### Written problem
Transcribe all records exactly.

***

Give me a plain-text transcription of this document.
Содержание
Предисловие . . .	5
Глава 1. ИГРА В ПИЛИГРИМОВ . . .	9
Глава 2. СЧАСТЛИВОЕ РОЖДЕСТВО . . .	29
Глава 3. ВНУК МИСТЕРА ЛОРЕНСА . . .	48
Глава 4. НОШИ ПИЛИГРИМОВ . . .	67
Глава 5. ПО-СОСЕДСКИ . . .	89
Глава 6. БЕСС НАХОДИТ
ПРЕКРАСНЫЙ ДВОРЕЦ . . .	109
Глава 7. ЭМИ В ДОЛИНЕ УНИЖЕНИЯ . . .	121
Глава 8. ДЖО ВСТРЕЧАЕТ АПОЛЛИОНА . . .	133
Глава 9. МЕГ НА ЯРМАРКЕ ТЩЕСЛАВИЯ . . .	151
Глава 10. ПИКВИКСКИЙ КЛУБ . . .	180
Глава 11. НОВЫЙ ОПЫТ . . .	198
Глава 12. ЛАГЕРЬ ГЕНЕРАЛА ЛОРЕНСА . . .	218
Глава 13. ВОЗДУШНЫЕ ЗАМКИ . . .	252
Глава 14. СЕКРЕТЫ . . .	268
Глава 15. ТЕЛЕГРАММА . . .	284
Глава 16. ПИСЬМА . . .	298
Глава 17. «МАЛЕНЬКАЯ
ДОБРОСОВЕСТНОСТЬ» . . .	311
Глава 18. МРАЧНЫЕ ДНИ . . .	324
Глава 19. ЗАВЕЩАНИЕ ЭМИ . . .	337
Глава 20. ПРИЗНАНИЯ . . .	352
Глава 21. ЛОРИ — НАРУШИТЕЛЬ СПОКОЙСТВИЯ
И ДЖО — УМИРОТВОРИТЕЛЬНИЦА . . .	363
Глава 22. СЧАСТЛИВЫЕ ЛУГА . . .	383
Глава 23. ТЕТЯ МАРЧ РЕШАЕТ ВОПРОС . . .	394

***

### Answer below
Give me a plain-text transcription of this document.
Содержание
Предисловие . . .	5
Глава 1. ИГРА В ПИЛИГРИМОВ . . .	9
Глава 2. СЧАСТЛИВОЕ РОЖДЕСТВО . . .	29
Глава 3. ВНУК МИСТЕРА ЛОРЕНСА . . .	48
Глава 4. НОШИ ПИЛИГРИМОВ . . .	67
Глава 5. ПО-СОСЕДСКИ . . .	89
Глава 6. БЕСС НАХОДИТ
ПРЕКРАСНЫЙ ДВОРЕЦ . . .	109
Глава 7. ЭМИ В ДОЛИНЕ УНИЖЕНИЯ . . .	121
Глава 8. ДЖО ВСТРЕЧАЕТ АПОЛЛИОНА . . .	133
Глава 9. МЕГ НА ЯРМАРКЕ ТЩЕСЛАВИЯ . . .	151
Глава 10. ПИКВИКСКИЙ КЛУБ . . .	180
Глава 11. НОВЫЙ ОПЫТ . . .	198
Глава 12. ЛАГЕРЬ ГЕНЕРАЛА ЛОРЕНСА . . .	218
Глава 13. ВОЗДУШНЫЕ ЗАМКИ . . .	252
Глава 14. СЕКРЕТЫ . . .	268
Глава 15. ТЕЛЕГРАММА . . .	284
Глава 16. ПИСЬМА . . .	298
Глава 17. «МАЛЕНЬКАЯ
ДОБРОСОВЕСТНОСТЬ» . . .	311
Глава 18. МРАЧНЫЕ ДНИ . . .	324
Глава 19. ЗАВЕЩАНИЕ ЭМИ . . .	337
Глава 20. ПРИЗНАНИЯ . . .	352
Глава 21. ЛОРИ — НАРУШИТЕЛЬ СПОКОЙСТВИЯ
И ДЖО — УМИРОТВОРИТЕЛЬНИЦА . . .	363
Глава 22. СЧАСТЛИВЫЕ ЛУГА . . .	383
Глава 23. ТЕТЯ МАРЧ РЕШАЕТ ВОПРОС . . .	394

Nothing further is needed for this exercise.